» AIM OF THE TASK: Answer with one number only: the number of lines that include the word "Lieut".

Extracted records
--

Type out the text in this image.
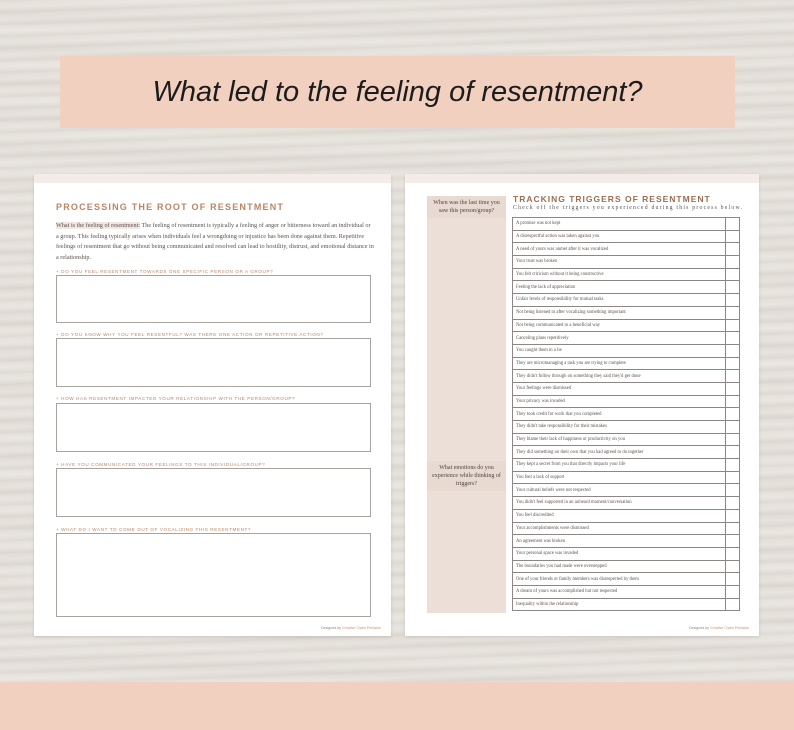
What led to the feeling of resentment?
PROCESSING THE ROOT OF RESENTMENT

What is the feeling of resentment: The feeling of resentment is typically a feeling of anger or bitterness toward an individual or a group. This feeling typically arises when individuals feel a wrongdoing or injustice has been done against them. Repetitive feelings of resentment that go without being communicated and resolved can lead to hostility, distrust, and emotional distance in a relationship.

+ DO YOU FEEL RESENTMENT TOWARDS ONE SPECIFIC PERSON OR A GROUP?
+ DO YOU KNOW WHY YOU FEEL RESENTFUL? WAS THERE ONE ACTION OR REPETITIVE ACTION?
+ HOW HAS RESENTMENT IMPACTED YOUR RELATIONSHIP WITH THE PERSON/GROUP?
+ HAVE YOU COMMUNICATED YOUR FEELINGS TO THIS INDIVIDUAL/GROUP?
+ WHAT DO I WANT TO COME OUT OF VOCALIZING THIS RESENTMENT?
Designed by Creative Claire Printable
When was the last time you saw this person/group?
What emotions do you experience while thinking of triggers?
TRACKING TRIGGERS OF RESENTMENT
Check off the triggers you experienced during this process below.
A promise was not kept	
A disrespectful action was taken against you	
A need of yours was unmet after it was vocalized	
Your trust was broken	
You felt criticism without it being constructive	
Feeling the lack of appreciation	
Unfair levels of responsibility for mutual tasks	
Not being listened to after vocalizing something important	
Not being communicated to a beneficial way	
Canceling plans repetitively	
You caught them in a lie	
They are micromanaging a task you are trying to complete	
They didn't follow through on something they said they'd get done	
Your feelings were dismissed	
Your privacy was invaded	
They took credit for work that you completed	
They didn't take responsibility for their mistakes	
They blame their lack of happiness or productivity on you	
They did something on their own that you had agreed to do together	
They kept a secret from you that directly impacts your life	
You feel a lack of support	
Your cultural beliefs were not respected	
You didn't feel supported in an unheard moment/conversation	
You feel discredited	
Your accomplishments were dismissed	
An agreement was broken	
Your personal space was invaded	
The boundaries you had made were overstepped	
One of your friends or family members was disrespected by them	
A dream of yours was accomplished but not respected	
Inequality within the relationship	
Designed by Creative Claire Printable
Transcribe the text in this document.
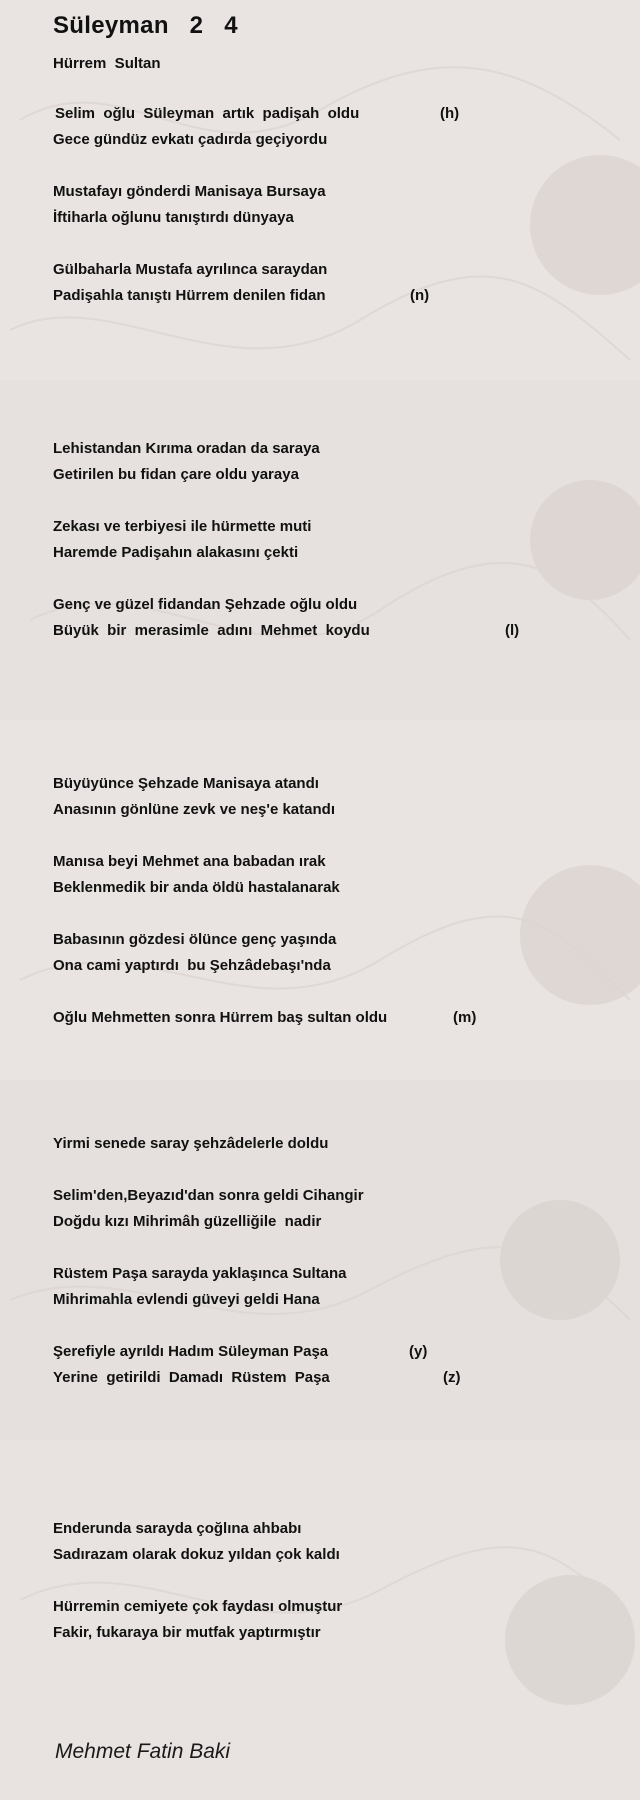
Süleyman   2   4
Hürrem  Sultan
Selim  oğlu  Süleyman  artık  padişah  oldu	(h)
Gece gündüz evkatı çadırda geçiyordu
Mustafayı gönderdi Manisaya Bursaya
İftiharla oğlunu tanıştırdı dünyaya
Gülbaharla Mustafa ayrılınca saraydan
Padişahla tanıştı Hürrem denilen fidan	(n)
Lehistandan Kırıma oradan da saraya
Getirilen bu fidan çare oldu yaraya
Zekası ve terbiyesi ile hürmette muti
Haremde Padişahın alakasını çekti
Genç ve güzel fidandan Şehzade oğlu oldu
Büyük  bir  merasimle  adını  Mehmet  koydu	(l)
Büyüyünce Şehzade Manisaya atandı
Anasının gönlüne zevk ve neş'e katandı
Manısa beyi Mehmet ana babadan ırak
Beklenmedik bir anda öldü hastalanarak
Babasının gözdesi ölünce genç yaşında
Ona cami yaptırdı  bu Şehzâdebaşı'nda
Oğlu Mehmetten sonra Hürrem baş sultan oldu	(m)
Yirmi senede saray şehzâdelerle doldu
Selim'den,Beyazıd'dan sonra geldi Cihangir
Doğdu kızı Mihrimâh güzelliğile  nadir
Rüstem Paşa sarayda yaklaşınca Sultana
Mihrimahla evlendi güveyi geldi Hana
Şerefiyle ayrıldı Hadım Süleyman Paşa	(y)
Yerine  getirildi  Damadı  Rüstem  Paşa	(z)
Enderunda sarayda çoğlına ahbabı
Sadırazam olarak dokuz yıldan çok kaldı
Hürremin cemiyete çok faydası olmuştur
Fakir, fukaraya bir mutfak yaptırmıştır
Mehmet Fatin Baki
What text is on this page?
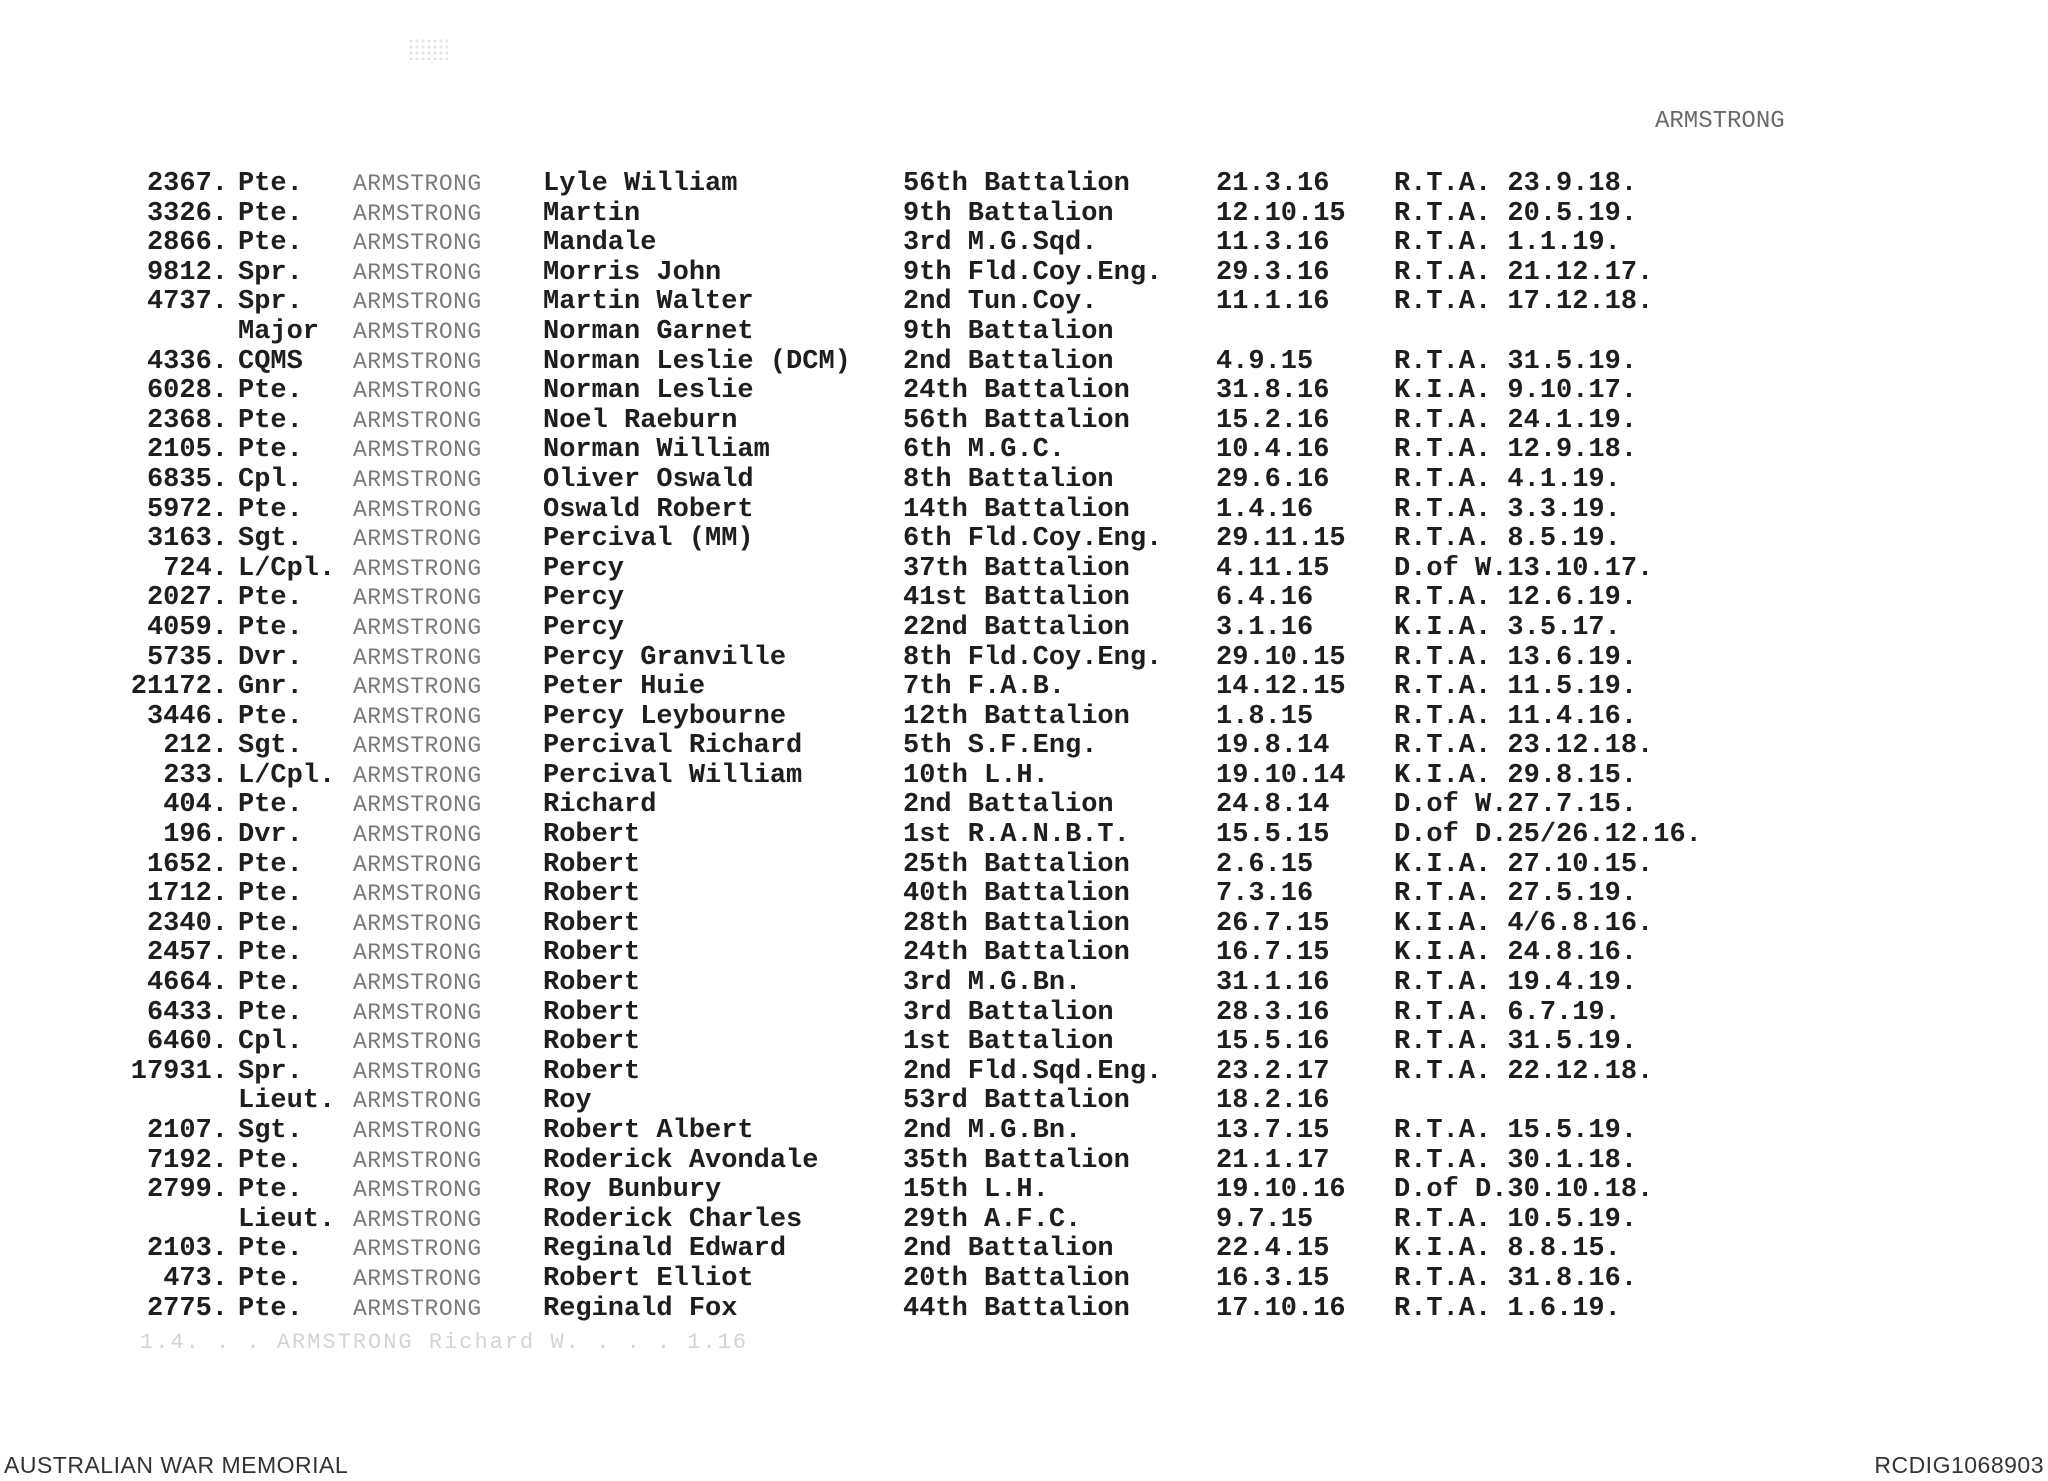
ARMSTRONG
2367. Pte.	ARMSTRONG	Lyle William	56th Battalion	21.3.16	R.T.A. 23.9.18.
3326. Pte.	ARMSTRONG	Martin	9th Battalion	12.10.15	R.T.A. 20.5.19.
2866. Pte.	ARMSTRONG	Mandale	3rd M.G.Sqd.	11.3.16	R.T.A. 1.1.19.
9812. Spr.	ARMSTRONG	Morris John	9th Fld.Coy.Eng.	29.3.16	R.T.A. 21.12.17.
4737. Spr.	ARMSTRONG	Martin Walter	2nd Tun.Coy.	11.1.16	R.T.A. 17.12.18.
Major	ARMSTRONG	Norman Garnet	9th Battalion
4336. CQMS	ARMSTRONG	Norman Leslie (DCM)	2nd Battalion	4.9.15	R.T.A. 31.5.19.
6028. Pte.	ARMSTRONG	Norman Leslie	24th Battalion	31.8.16	K.I.A. 9.10.17.
2368. Pte.	ARMSTRONG	Noel Raeburn	56th Battalion	15.2.16	R.T.A. 24.1.19.
2105. Pte.	ARMSTRONG	Norman William	6th M.G.C.	10.4.16	R.T.A. 12.9.18.
6835. Cpl.	ARMSTRONG	Oliver Oswald	8th Battalion	29.6.16	R.T.A. 4.1.19.
5972. Pte.	ARMSTRONG	Oswald Robert	14th Battalion	1.4.16	R.T.A. 3.3.19.
3163. Sgt.	ARMSTRONG	Percival (MM)	6th Fld.Coy.Eng.	29.11.15	R.T.A. 8.5.19.
724. L/Cpl. ARMSTRONG	Percy	37th Battalion	4.11.15	D.of W.13.10.17.
2027. Pte.	ARMSTRONG	Percy	41st Battalion	6.4.16	R.T.A. 12.6.19.
4059. Pte.	ARMSTRONG	Percy	22nd Battalion	3.1.16	K.I.A. 3.5.17.
5735. Dvr.	ARMSTRONG	Percy Granville	8th Fld.Coy.Eng.	29.10.15	R.T.A. 13.6.19.
21172. Gnr.	ARMSTRONG	Peter Huie	7th F.A.B.	14.12.15	R.T.A. 11.5.19.
3446. Pte.	ARMSTRONG	Percy Leybourne	12th Battalion	1.8.15	R.T.A. 11.4.16.
212. Sgt.	ARMSTRONG	Percival Richard	5th S.F.Eng.	19.8.14	R.T.A. 23.12.18.
233. L/Cpl. ARMSTRONG	Percival William	10th L.H.	19.10.14	K.I.A. 29.8.15.
404. Pte.	ARMSTRONG	Richard	2nd Battalion	24.8.14	D.of W.27.7.15.
196. Dvr.	ARMSTRONG	Robert	1st R.A.N.B.T.	15.5.15	D.of D.25/26.12.16.
1652. Pte.	ARMSTRONG	Robert	25th Battalion	2.6.15	K.I.A. 27.10.15.
1712. Pte.	ARMSTRONG	Robert	40th Battalion	7.3.16	R.T.A. 27.5.19.
2340. Pte.	ARMSTRONG	Robert	28th Battalion	26.7.15	K.I.A. 4/6.8.16.
2457. Pte.	ARMSTRONG	Robert	24th Battalion	16.7.15	K.I.A. 24.8.16.
4664. Pte.	ARMSTRONG	Robert	3rd M.G.Bn.	31.1.16	R.T.A. 19.4.19.
6433. Pte.	ARMSTRONG	Robert	3rd Battalion	28.3.16	R.T.A. 6.7.19.
6460. Cpl.	ARMSTRONG	Robert	1st Battalion	15.5.16	R.T.A. 31.5.19.
17931. Spr.	ARMSTRONG	Robert	2nd Fld.Sqd.Eng.	23.2.17	R.T.A. 22.12.18.
Lieut. ARMSTRONG	Roy	53rd Battalion	18.2.16
2107. Sgt.	ARMSTRONG	Robert Albert	2nd M.G.Bn.	13.7.15	R.T.A. 15.5.19.
7192. Pte.	ARMSTRONG	Roderick Avondale	35th Battalion	21.1.17	R.T.A. 30.1.18.
2799. Pte.	ARMSTRONG	Roy Bunbury	15th L.H.	19.10.16	D.of D.30.10.18.
Lieut. ARMSTRONG	Roderick Charles	29th A.F.C.	9.7.15	R.T.A. 10.5.19.
2103. Pte.	ARMSTRONG	Reginald Edward	2nd Battalion	22.4.15	K.I.A. 8.8.15.
473. Pte.	ARMSTRONG	Robert Elliot	20th Battalion	16.3.15	R.T.A. 31.8.16.
2775. Pte.	ARMSTRONG	Reginald Fox	44th Battalion	17.10.16	R.T.A. 1.6.19.
1.4. . . ARMSTRONG Richard W. . . . 1.16
AUSTRALIAN WAR MEMORIAL	RCDIG1068903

--

» FULL ANSWER: 2